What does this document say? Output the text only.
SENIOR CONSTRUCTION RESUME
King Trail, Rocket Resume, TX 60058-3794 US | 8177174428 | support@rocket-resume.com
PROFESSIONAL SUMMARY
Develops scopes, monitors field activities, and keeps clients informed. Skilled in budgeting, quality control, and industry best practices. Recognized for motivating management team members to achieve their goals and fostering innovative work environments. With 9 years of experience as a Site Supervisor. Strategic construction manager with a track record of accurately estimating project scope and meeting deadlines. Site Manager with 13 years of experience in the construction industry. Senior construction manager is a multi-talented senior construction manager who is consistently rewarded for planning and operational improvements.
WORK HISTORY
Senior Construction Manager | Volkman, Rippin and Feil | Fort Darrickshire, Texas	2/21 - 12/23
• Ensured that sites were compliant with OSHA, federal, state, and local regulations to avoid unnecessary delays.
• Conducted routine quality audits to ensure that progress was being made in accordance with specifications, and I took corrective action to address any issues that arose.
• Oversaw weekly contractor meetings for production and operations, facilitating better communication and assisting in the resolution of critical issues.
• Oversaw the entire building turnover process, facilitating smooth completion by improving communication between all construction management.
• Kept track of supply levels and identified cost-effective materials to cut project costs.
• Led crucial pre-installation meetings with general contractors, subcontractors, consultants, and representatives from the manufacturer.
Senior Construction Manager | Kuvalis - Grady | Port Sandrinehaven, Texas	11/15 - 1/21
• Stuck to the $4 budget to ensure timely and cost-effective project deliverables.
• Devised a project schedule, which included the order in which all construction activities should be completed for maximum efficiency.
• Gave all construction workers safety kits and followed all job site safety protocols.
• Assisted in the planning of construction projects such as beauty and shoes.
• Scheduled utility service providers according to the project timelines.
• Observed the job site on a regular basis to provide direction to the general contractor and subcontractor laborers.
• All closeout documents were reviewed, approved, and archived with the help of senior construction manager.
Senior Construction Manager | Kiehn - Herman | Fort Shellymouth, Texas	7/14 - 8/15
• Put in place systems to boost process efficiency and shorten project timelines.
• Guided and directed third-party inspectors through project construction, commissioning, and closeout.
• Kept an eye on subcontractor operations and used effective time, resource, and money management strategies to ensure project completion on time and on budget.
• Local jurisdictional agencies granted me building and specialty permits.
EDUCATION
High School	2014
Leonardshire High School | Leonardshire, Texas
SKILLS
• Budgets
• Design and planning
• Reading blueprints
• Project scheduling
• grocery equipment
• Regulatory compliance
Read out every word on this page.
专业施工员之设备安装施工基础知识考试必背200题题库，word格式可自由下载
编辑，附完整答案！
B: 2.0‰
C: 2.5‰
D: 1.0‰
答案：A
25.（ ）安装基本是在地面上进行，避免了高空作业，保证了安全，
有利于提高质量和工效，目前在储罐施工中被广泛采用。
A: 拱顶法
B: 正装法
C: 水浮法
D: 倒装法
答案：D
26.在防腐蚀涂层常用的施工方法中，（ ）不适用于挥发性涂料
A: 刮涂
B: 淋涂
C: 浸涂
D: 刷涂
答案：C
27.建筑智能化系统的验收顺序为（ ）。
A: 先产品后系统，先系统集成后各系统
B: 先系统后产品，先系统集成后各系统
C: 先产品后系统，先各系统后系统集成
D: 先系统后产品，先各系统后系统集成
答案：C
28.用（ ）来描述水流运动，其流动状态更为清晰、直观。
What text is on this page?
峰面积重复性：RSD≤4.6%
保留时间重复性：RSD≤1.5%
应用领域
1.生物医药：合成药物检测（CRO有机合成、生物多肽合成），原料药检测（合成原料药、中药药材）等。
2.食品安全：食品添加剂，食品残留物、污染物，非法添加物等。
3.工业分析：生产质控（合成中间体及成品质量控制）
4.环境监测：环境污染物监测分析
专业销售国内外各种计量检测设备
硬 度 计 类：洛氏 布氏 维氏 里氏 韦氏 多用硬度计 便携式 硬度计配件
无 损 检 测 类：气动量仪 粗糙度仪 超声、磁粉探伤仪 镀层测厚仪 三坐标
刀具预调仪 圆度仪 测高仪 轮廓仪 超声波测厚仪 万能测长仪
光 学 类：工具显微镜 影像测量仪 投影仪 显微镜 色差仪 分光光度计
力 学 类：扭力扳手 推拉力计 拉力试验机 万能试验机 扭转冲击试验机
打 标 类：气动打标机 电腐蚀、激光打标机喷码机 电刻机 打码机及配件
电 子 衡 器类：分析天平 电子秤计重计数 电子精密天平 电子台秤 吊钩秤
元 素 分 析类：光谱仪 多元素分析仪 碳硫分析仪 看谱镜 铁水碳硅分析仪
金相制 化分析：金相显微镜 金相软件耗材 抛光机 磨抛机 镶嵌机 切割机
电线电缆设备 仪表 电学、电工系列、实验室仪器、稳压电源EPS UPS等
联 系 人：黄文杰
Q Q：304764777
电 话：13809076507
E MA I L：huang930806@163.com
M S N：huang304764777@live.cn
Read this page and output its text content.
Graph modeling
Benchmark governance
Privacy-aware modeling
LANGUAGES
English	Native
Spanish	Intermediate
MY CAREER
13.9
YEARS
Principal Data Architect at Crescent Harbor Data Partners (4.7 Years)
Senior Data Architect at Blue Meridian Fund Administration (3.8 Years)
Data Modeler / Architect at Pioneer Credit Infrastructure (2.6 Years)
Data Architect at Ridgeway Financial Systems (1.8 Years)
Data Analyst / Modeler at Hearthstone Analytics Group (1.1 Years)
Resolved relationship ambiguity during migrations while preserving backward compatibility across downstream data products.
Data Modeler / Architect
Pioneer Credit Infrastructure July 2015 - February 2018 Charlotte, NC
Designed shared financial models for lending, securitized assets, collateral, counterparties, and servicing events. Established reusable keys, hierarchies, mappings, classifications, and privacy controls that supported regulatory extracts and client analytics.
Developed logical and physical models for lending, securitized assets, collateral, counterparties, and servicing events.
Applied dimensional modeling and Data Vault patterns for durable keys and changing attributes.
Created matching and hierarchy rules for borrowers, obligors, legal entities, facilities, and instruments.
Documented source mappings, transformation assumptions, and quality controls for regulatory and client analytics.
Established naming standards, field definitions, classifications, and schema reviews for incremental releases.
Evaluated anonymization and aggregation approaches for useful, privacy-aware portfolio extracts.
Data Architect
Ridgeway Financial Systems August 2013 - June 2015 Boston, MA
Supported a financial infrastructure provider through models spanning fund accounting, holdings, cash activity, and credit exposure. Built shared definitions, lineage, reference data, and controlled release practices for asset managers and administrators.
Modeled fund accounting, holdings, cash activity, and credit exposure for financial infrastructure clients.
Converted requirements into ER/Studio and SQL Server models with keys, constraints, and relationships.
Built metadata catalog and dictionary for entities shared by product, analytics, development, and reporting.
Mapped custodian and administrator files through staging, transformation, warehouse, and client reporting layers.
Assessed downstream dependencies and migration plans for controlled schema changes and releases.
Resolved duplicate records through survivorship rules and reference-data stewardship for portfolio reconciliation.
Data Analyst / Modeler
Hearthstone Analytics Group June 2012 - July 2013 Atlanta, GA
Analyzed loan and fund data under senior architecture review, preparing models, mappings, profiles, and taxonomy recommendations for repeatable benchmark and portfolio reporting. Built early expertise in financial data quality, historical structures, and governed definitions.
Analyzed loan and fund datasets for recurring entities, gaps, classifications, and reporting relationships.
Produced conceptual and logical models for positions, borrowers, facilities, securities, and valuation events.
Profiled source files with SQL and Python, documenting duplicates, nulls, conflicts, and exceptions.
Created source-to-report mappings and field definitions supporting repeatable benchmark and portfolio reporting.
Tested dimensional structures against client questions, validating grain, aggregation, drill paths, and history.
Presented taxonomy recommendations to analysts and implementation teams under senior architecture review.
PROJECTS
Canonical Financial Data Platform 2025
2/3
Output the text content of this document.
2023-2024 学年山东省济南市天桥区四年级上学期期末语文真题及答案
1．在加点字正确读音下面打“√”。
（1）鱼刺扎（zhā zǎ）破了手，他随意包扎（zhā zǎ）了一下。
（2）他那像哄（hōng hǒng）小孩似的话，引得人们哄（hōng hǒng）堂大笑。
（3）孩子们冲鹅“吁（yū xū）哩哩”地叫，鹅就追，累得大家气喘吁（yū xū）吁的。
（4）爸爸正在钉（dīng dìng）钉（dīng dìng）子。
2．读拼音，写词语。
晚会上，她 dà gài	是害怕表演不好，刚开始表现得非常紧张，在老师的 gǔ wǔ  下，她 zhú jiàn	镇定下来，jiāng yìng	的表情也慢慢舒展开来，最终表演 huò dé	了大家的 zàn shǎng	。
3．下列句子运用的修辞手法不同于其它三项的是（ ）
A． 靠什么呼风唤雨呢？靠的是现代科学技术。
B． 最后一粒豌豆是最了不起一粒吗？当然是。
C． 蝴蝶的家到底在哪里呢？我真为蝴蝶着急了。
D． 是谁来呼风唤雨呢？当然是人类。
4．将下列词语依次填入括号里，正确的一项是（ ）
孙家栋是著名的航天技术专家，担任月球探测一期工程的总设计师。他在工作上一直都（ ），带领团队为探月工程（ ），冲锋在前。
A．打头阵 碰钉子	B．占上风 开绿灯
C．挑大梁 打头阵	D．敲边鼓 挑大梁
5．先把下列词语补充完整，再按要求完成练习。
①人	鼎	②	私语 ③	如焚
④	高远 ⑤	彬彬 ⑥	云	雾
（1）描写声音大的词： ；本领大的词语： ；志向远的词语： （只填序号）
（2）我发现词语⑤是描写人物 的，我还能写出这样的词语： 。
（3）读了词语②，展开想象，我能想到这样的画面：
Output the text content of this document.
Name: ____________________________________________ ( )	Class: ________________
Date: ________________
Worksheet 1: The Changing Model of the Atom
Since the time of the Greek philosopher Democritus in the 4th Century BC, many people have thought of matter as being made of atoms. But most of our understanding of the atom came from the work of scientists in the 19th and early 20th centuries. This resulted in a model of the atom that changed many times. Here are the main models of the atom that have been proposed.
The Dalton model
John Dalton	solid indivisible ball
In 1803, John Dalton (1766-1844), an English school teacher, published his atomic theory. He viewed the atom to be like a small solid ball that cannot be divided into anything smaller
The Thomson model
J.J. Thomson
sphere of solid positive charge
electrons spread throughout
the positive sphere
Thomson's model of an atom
* * *
> _Do this_:
Each line that contains the string "loan" counts once; say how many there are and nothing else.

> _Exercise solution_:
2